• [Exercise objective]:
Count every line that has "data" in it and give the total, nothing more.

• [Rows]:
********************
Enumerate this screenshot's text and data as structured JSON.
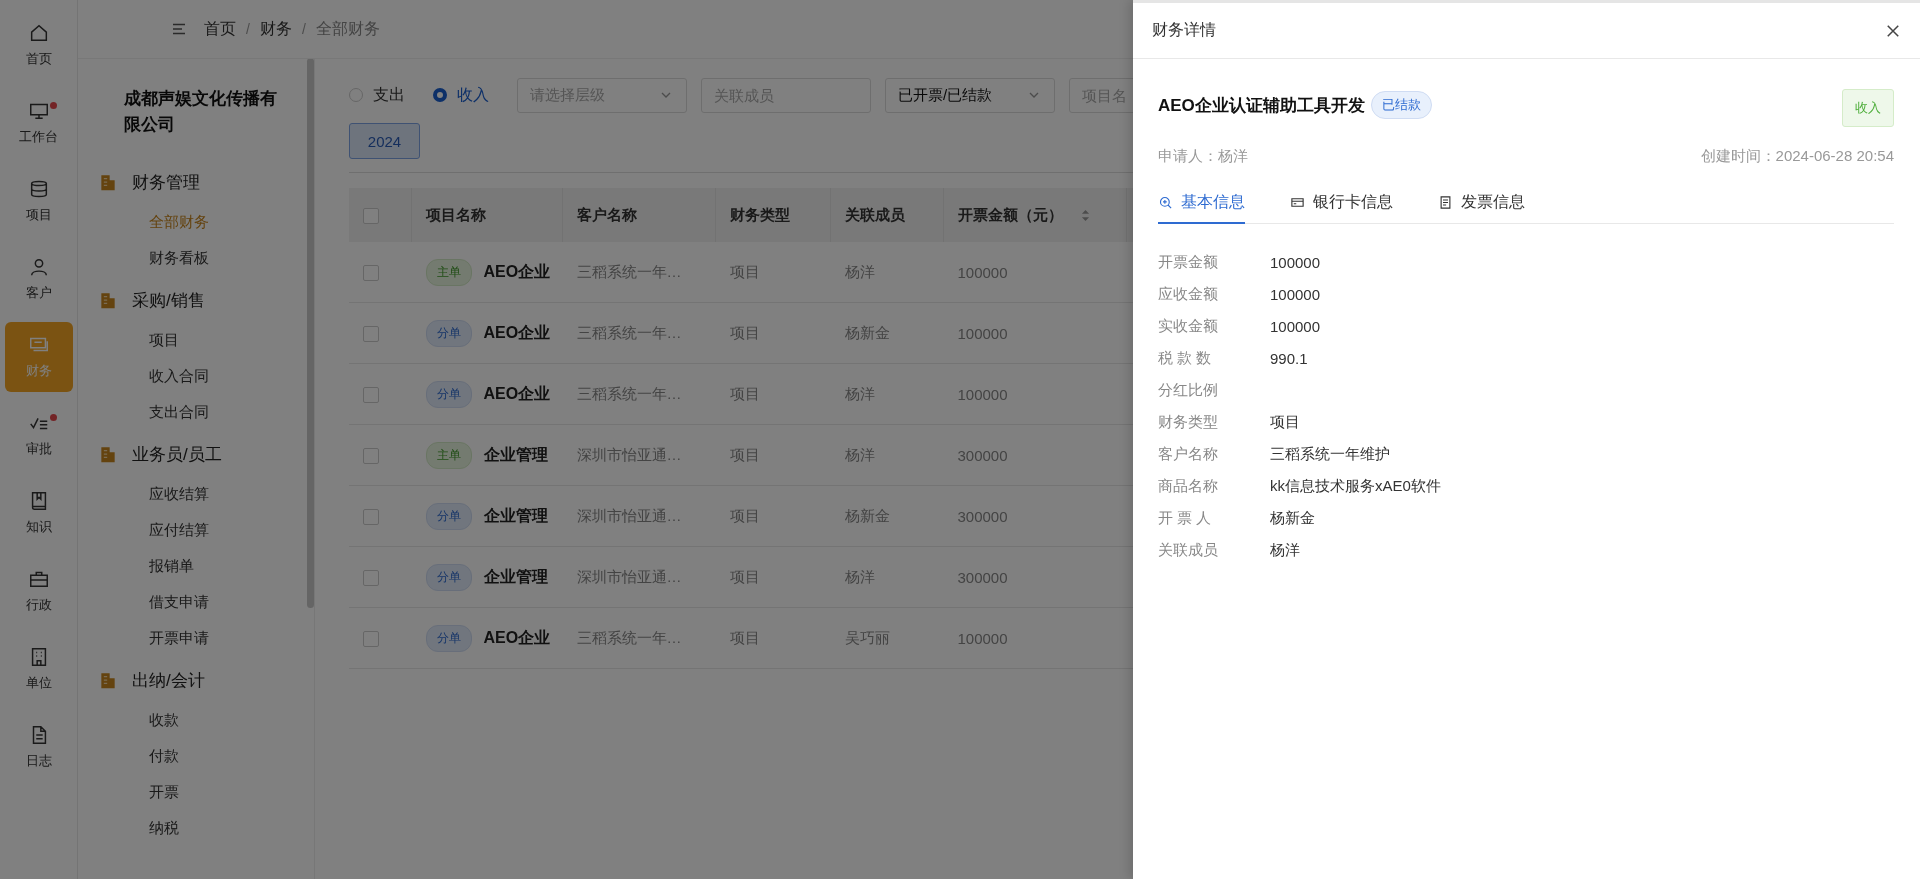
********************
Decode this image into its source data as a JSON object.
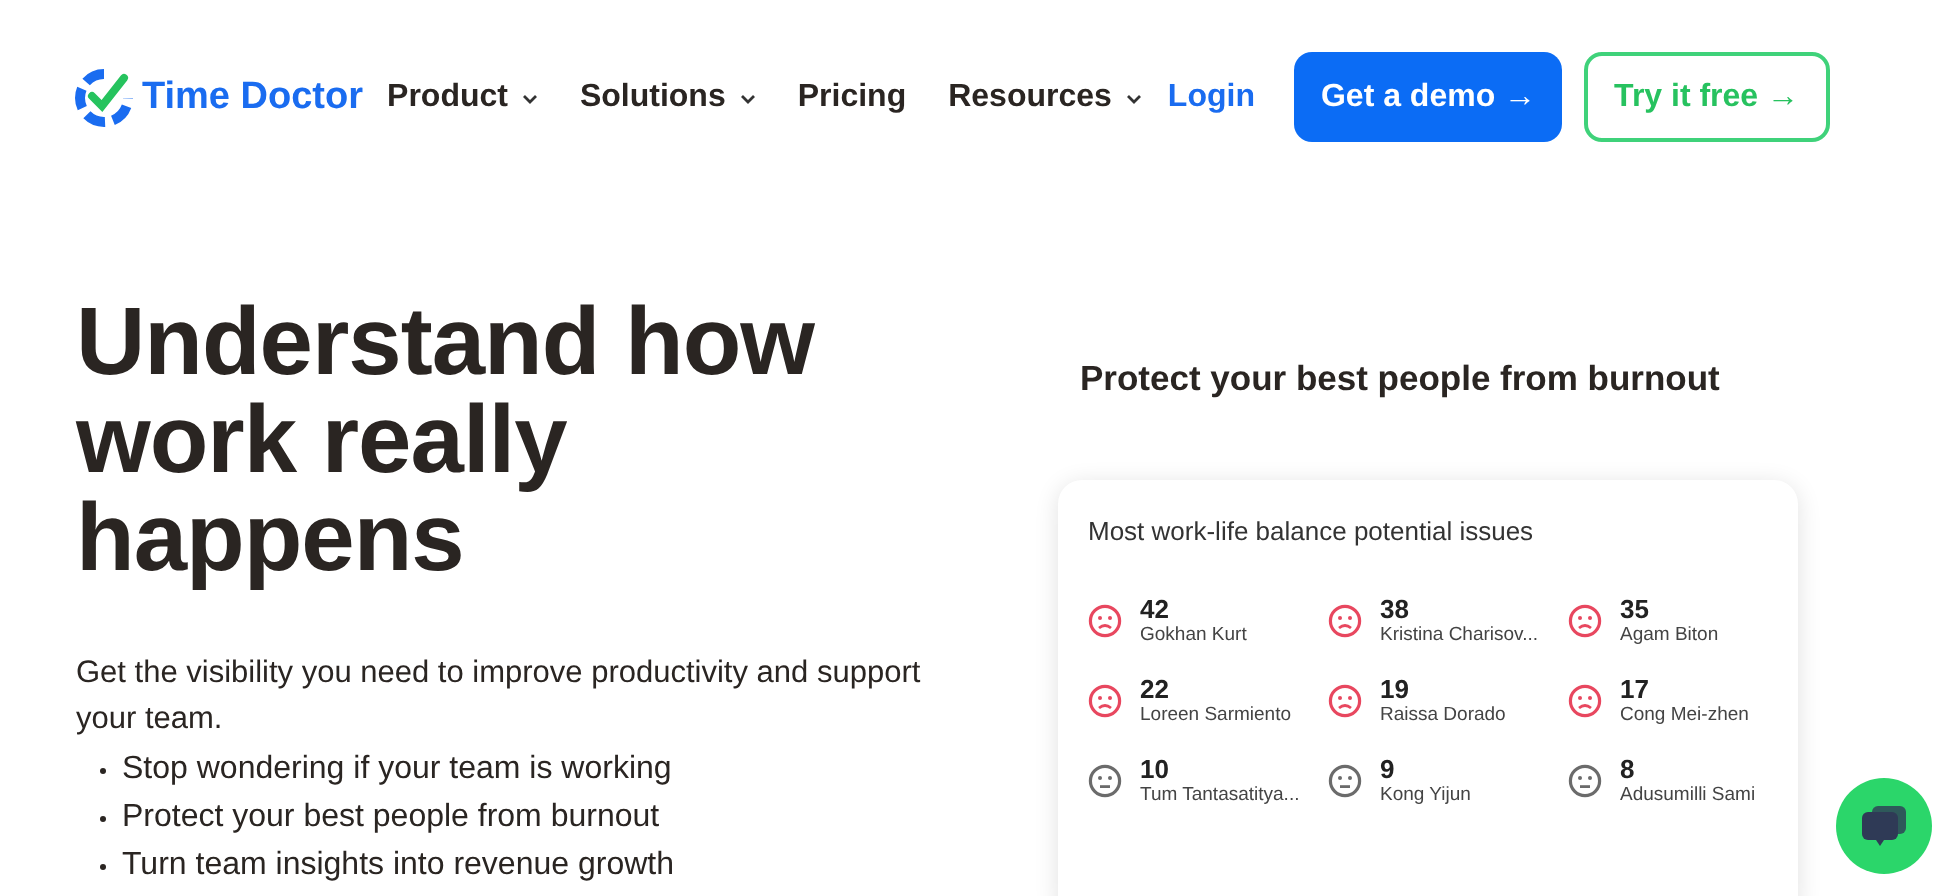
********************
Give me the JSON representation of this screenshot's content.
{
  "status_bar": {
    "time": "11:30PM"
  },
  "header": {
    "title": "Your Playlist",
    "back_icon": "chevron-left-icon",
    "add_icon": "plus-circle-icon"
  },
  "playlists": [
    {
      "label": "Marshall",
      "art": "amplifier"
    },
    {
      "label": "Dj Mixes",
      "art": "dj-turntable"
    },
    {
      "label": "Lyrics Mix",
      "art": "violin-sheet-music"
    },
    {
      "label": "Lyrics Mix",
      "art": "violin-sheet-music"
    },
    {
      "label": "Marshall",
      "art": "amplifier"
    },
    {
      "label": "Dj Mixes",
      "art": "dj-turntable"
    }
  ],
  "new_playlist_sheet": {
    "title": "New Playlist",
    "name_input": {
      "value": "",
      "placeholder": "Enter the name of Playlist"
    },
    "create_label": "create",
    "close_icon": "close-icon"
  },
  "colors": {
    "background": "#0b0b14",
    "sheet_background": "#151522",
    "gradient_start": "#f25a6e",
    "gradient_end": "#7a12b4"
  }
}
********************
• [The result]:
2